▸ **RAW RECORDS**
━━━━

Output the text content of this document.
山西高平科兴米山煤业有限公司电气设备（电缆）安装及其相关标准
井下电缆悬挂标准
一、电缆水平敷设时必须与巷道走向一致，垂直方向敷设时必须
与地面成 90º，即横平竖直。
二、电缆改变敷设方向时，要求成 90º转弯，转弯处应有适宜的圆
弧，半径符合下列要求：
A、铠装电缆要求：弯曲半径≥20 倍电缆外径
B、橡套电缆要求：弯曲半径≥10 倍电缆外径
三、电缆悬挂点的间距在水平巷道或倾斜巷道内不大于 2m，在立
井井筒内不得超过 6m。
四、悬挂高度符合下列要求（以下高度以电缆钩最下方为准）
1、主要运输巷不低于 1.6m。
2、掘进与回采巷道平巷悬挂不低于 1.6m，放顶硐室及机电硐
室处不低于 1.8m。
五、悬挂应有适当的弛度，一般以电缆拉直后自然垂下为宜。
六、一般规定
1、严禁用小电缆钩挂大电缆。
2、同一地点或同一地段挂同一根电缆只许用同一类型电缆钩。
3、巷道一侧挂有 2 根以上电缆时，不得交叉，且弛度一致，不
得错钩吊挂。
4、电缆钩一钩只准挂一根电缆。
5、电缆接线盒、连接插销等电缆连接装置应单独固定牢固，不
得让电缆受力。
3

━━━━

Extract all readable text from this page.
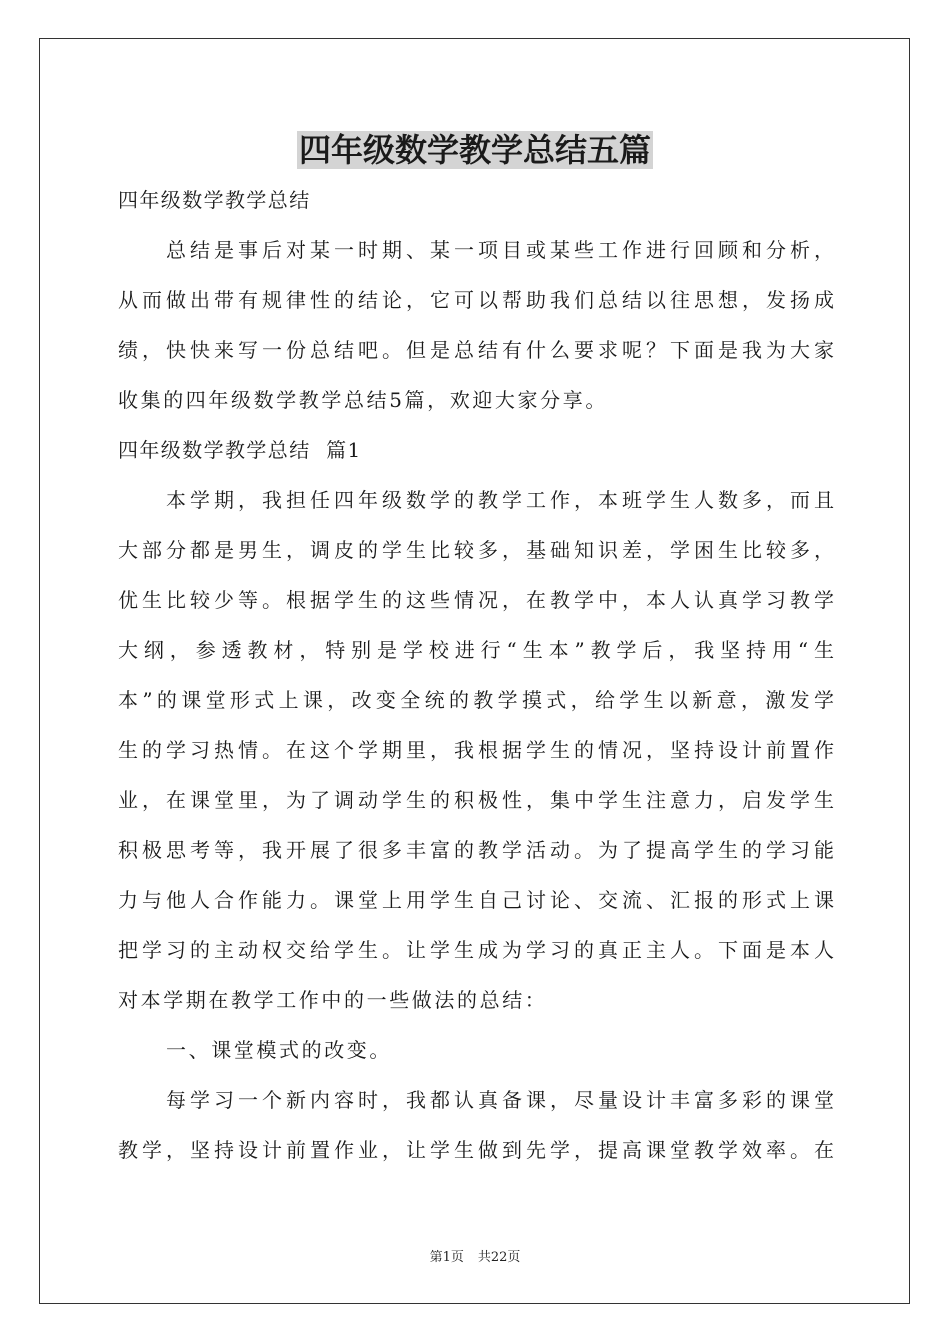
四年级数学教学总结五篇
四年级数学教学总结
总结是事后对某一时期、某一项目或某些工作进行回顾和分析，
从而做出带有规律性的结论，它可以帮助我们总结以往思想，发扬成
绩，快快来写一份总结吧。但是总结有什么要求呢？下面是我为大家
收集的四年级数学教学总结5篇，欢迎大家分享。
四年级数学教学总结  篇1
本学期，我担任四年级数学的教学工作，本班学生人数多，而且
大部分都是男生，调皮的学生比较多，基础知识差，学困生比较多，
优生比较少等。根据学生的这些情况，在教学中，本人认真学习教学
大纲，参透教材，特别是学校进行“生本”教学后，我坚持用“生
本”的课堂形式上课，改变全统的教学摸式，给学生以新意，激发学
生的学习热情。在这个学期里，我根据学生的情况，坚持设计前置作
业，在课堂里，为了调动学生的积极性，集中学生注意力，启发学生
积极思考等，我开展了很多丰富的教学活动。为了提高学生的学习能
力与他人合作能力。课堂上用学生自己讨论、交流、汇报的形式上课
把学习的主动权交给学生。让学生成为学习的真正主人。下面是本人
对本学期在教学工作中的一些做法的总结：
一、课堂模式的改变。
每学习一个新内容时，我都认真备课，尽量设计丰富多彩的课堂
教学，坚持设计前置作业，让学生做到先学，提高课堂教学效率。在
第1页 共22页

━━━━

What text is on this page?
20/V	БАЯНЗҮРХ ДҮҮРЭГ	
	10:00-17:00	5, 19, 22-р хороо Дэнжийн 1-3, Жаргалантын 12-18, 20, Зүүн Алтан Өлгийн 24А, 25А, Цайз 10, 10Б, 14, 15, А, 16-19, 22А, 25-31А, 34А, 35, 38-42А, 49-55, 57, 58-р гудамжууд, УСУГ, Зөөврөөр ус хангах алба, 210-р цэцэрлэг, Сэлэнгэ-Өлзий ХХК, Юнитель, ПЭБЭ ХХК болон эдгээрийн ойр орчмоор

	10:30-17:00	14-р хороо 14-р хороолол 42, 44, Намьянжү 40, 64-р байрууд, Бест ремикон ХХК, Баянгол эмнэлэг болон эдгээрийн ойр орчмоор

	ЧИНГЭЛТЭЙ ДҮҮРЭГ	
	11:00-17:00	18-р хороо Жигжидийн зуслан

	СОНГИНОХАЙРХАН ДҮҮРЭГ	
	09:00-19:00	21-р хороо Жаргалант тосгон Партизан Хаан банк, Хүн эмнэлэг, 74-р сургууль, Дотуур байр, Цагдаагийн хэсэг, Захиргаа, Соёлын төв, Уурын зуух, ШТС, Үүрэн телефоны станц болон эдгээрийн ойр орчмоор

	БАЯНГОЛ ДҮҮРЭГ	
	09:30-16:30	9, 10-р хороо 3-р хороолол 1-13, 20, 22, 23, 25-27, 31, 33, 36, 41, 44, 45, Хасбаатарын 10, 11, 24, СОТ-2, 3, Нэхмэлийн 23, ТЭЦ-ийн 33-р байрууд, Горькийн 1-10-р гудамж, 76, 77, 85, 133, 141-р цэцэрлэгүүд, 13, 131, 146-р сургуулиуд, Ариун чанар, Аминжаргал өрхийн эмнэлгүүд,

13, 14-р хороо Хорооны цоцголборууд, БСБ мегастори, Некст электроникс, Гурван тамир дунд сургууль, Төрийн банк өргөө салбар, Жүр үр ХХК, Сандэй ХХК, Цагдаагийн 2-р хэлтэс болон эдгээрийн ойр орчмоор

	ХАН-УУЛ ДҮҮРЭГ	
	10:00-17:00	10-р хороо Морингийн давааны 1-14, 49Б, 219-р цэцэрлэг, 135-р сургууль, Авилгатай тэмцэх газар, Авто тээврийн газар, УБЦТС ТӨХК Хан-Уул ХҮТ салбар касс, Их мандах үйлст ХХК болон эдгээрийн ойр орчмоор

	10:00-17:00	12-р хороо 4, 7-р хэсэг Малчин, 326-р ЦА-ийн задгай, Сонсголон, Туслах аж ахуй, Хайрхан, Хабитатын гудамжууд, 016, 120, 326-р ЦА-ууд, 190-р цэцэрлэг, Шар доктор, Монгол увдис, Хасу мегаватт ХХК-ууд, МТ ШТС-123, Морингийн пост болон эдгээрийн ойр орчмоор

━━━━

▸ **TASK**
Work through the records above line by line and count those that hold the string "байрууд". Give only the result.

▸ **TASK RESULT**
2